>> start SUPPLIED ENTRIES
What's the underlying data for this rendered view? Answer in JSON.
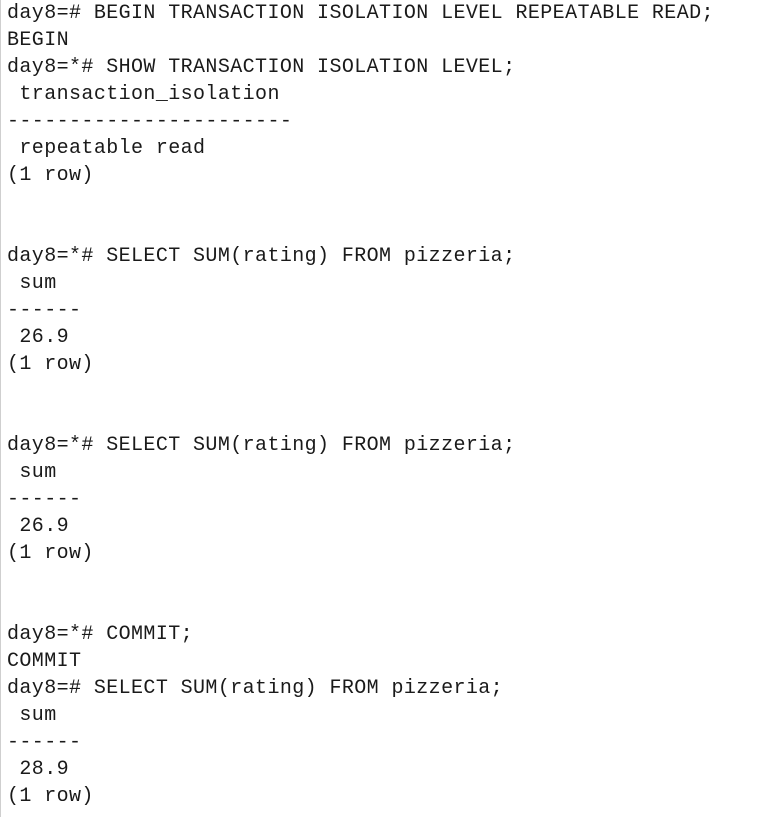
{
  "lines": [
    "day8=# BEGIN TRANSACTION ISOLATION LEVEL REPEATABLE READ;",
    "BEGIN",
    "day8=*# SHOW TRANSACTION ISOLATION LEVEL;",
    " transaction_isolation",
    "-----------------------",
    " repeatable read",
    "(1 row)",
    "",
    "",
    "day8=*# SELECT SUM(rating) FROM pizzeria;",
    " sum",
    "------",
    " 26.9",
    "(1 row)",
    "",
    "",
    "day8=*# SELECT SUM(rating) FROM pizzeria;",
    " sum",
    "------",
    " 26.9",
    "(1 row)",
    "",
    "",
    "day8=*# COMMIT;",
    "COMMIT",
    "day8=# SELECT SUM(rating) FROM pizzeria;",
    " sum",
    "------",
    " 28.9",
    "(1 row)"
  ]
}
>> end SUPPLIED ENTRIES
Scan the material above and determine how many lines include the word "LEVEL"; report only the number.

2